Written request: Give the data below again exactly as it stands. Omit the pictures.

Supplied entries:
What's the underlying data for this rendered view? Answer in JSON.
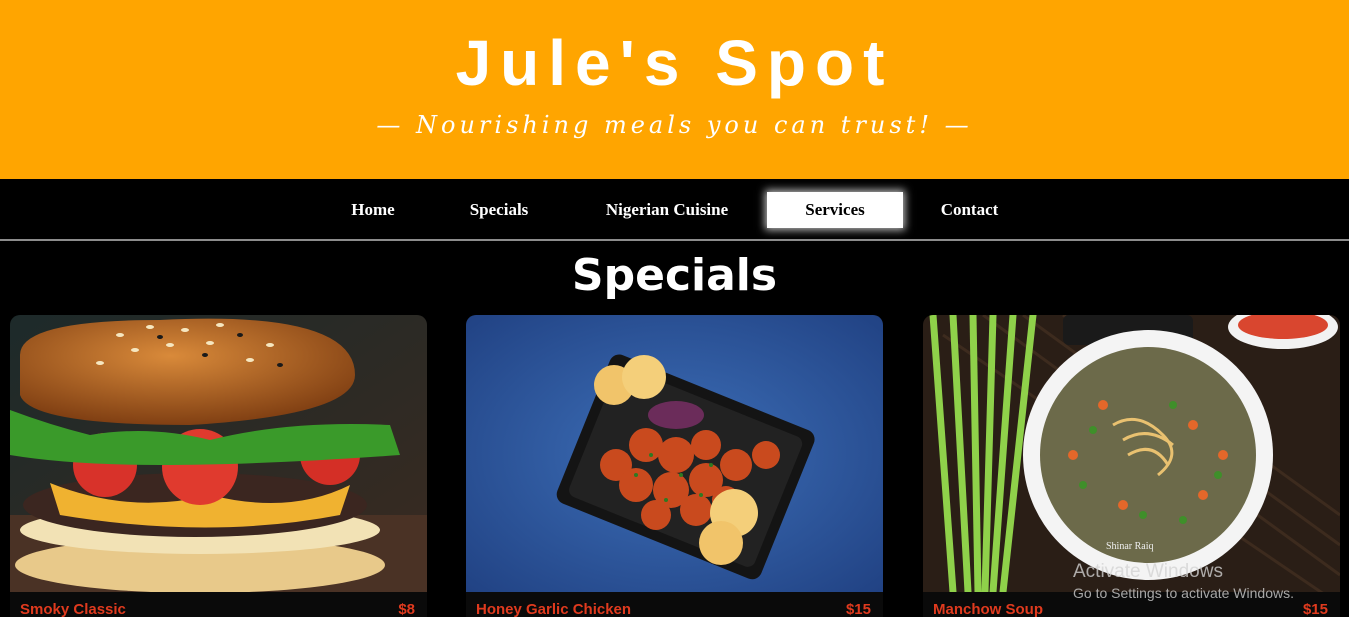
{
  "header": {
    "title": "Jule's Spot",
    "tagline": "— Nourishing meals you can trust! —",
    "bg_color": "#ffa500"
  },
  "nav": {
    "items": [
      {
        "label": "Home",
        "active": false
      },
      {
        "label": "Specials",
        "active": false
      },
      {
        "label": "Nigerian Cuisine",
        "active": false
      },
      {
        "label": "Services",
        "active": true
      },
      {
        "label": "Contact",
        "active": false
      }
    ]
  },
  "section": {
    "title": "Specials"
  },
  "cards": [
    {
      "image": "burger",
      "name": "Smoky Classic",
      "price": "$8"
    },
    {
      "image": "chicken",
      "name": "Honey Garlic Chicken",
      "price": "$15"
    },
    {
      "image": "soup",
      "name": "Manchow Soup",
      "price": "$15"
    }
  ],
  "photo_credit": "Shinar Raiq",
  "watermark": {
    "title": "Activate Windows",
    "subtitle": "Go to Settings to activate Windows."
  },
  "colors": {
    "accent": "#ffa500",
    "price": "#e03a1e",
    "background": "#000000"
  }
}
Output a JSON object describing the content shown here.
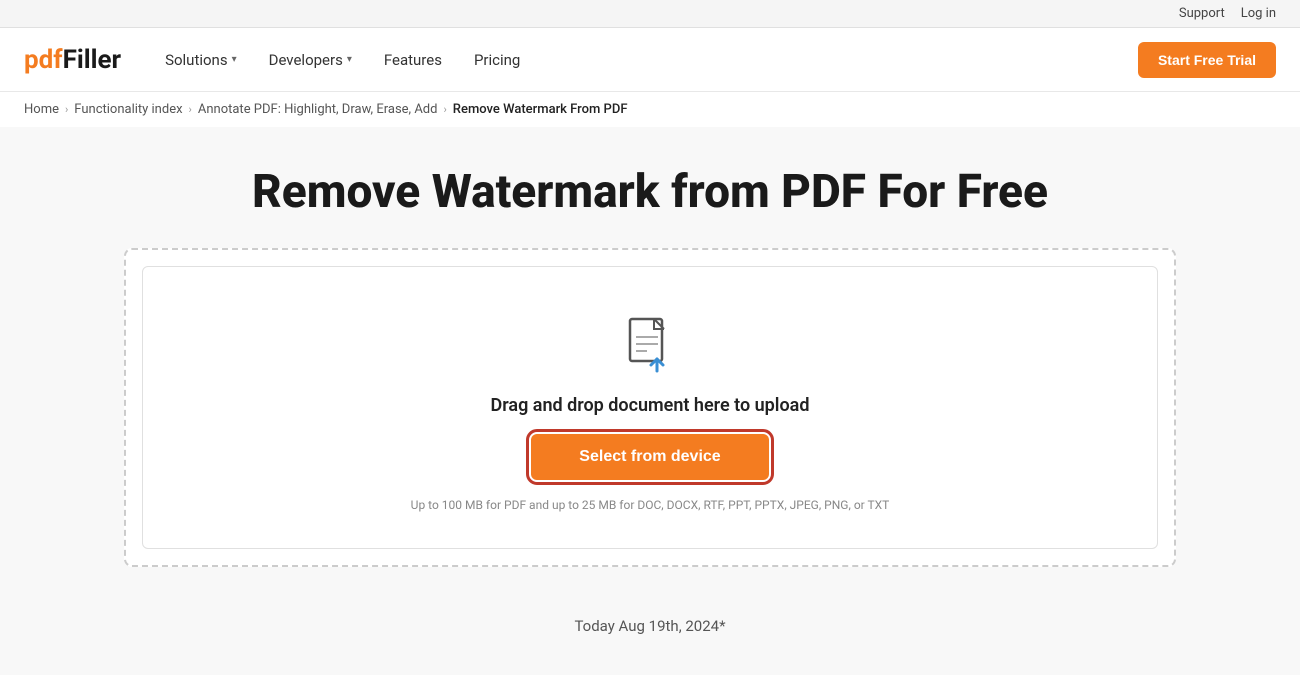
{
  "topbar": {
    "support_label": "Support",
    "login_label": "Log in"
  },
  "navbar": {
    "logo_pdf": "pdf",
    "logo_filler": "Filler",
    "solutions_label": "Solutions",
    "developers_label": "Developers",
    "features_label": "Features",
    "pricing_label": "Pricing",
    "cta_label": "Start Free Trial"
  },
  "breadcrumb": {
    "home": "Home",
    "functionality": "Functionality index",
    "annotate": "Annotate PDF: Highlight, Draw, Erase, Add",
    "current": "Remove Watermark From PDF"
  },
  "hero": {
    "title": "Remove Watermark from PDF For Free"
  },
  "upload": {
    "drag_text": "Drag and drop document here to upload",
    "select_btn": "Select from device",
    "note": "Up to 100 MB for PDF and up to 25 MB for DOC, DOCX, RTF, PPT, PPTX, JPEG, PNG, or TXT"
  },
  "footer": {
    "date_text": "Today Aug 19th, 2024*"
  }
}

Expected answer:
What's the underlying data for this rendered view? Answer in JSON.
{
  "header": {
    "title": "Jule's Spot",
    "tagline": "— Nourishing meals you can trust! —",
    "bg_color": "#ffa500"
  },
  "nav": {
    "items": [
      {
        "label": "Home",
        "active": false
      },
      {
        "label": "Specials",
        "active": false
      },
      {
        "label": "Nigerian Cuisine",
        "active": false
      },
      {
        "label": "Services",
        "active": true
      },
      {
        "label": "Contact",
        "active": false
      }
    ]
  },
  "section": {
    "title": "Specials"
  },
  "cards": [
    {
      "image": "burger",
      "name": "Smoky Classic",
      "price": "$8"
    },
    {
      "image": "chicken",
      "name": "Honey Garlic Chicken",
      "price": "$15"
    },
    {
      "image": "soup",
      "name": "Manchow Soup",
      "price": "$15"
    }
  ],
  "photo_credit": "Shinar Raiq",
  "watermark": {
    "title": "Activate Windows",
    "subtitle": "Go to Settings to activate Windows."
  },
  "colors": {
    "accent": "#ffa500",
    "price": "#e03a1e",
    "background": "#000000"
  }
}
Output a JSON object describing the content shown here.
{
  "topbar": {
    "support_label": "Support",
    "login_label": "Log in"
  },
  "navbar": {
    "logo_pdf": "pdf",
    "logo_filler": "Filler",
    "solutions_label": "Solutions",
    "developers_label": "Developers",
    "features_label": "Features",
    "pricing_label": "Pricing",
    "cta_label": "Start Free Trial"
  },
  "breadcrumb": {
    "home": "Home",
    "functionality": "Functionality index",
    "annotate": "Annotate PDF: Highlight, Draw, Erase, Add",
    "current": "Remove Watermark From PDF"
  },
  "hero": {
    "title": "Remove Watermark from PDF For Free"
  },
  "upload": {
    "drag_text": "Drag and drop document here to upload",
    "select_btn": "Select from device",
    "note": "Up to 100 MB for PDF and up to 25 MB for DOC, DOCX, RTF, PPT, PPTX, JPEG, PNG, or TXT"
  },
  "footer": {
    "date_text": "Today Aug 19th, 2024*"
  }
}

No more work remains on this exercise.